■ **Records shown**

--- Start ---

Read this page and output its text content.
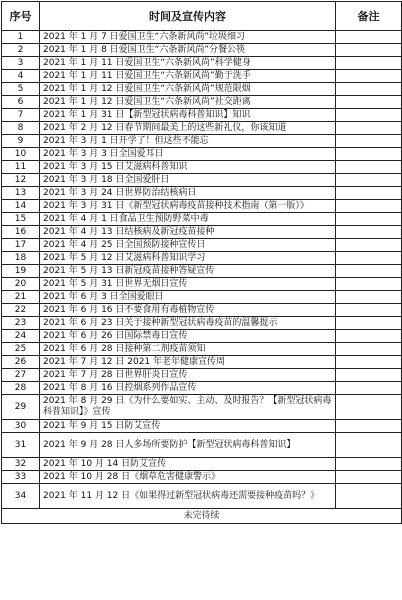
序号	时间及宣传内容	备注
1	2021 年 1 月 7 日爱国卫生“六条新风尚”垃圾细习	
2	2021 年 1 月 8 日爱国卫生“六条新风尚”分餐公筷	
3	2021 年 1 月 11 日爱国卫生“六条新风尚”科学健身	
4	2021 年 1 月 11 日爱国卫生“六条新风尚”勤于洗手	
5	2021 年 1 月 12 日爱国卫生“六条新风尚”规范限烟	
6	2021 年 1 月 12 日爱国卫生“六条新风尚”社交距离	
7	2021 年 1 月 31 日【新型冠状病毒科普知识】知识	
8	2021 年 2 月 12 日春节期间最美上的这些新礼仪，你该知道	
9	2021 年 3 月 1 日开学了！但这些不能忘	
10	2021 年 3 月 3 日全国爱耳日	
11	2021 年 3 月 15 日艾滋病科普知识	
12	2021 年 3 月 18 日全国爱肝日	
13	2021 年 3 月 24 日世界防治结核病日	
14	2021 年 3 月 31 日《新型冠状病毒疫苗接种技术指南（第一版）》	
15	2021 年 4 月 1 日食品卫生预防野菜中毒	
16	2021 年 4 月 13 日结核病及新冠疫苗接种	
17	2021 年 4 月 25 日全国预防接种宣传日	
18	2021 年 5 月 12 日艾滋病科普知识学习	
19	2021 年 5 月 13 日新冠疫苗接种答疑宣传	
20	2021 年 5 月 31 日世界无烟日宣传	
21	2021 年 6 月 3 日全国爱眼日	
22	2021 年 6 月 16 日不要食用有毒植物宣传	
23	2021 年 6 月 23 日关于接种新型冠状病毒疫苗的温馨提示	
24	2021 年 6 月 26 日国际禁毒日宣传	
25	2021 年 6 月 28 日接种第二剂疫苗须知	
26	2021 年 7 月 12 日 2021 年老年健康宣传周	
27	2021 年 7 月 28 日世界肝炎日宣传	
28	2021 年 8 月 16 日控烟系列作品宣传	
29	2021 年 8 月 29 日《为什么要如实、主动、及时报告？【新型冠状病毒科普知识】》宣传	
30	2021 年 9 月 15 日防艾宣传	
31	2021 年 9 月 28 日人多场所要防护【新型冠状病毒科普知识】	
32	2021 年 10 月 14 日防艾宣传	
33	2021 年 10 月 28 日《烟草危害健康警示》	
34	2021 年 11 月 12 日《如果得过新型冠状病毒还需要接种疫苗吗？》	
未完待续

--- End ---

■ **Task brief**
Find each line holding the word "日防艾宣传" and copy it.

■ **Answer**
30	2021 年 9 月 15 日防艾宣传	
32	2021 年 10 月 14 日防艾宣传	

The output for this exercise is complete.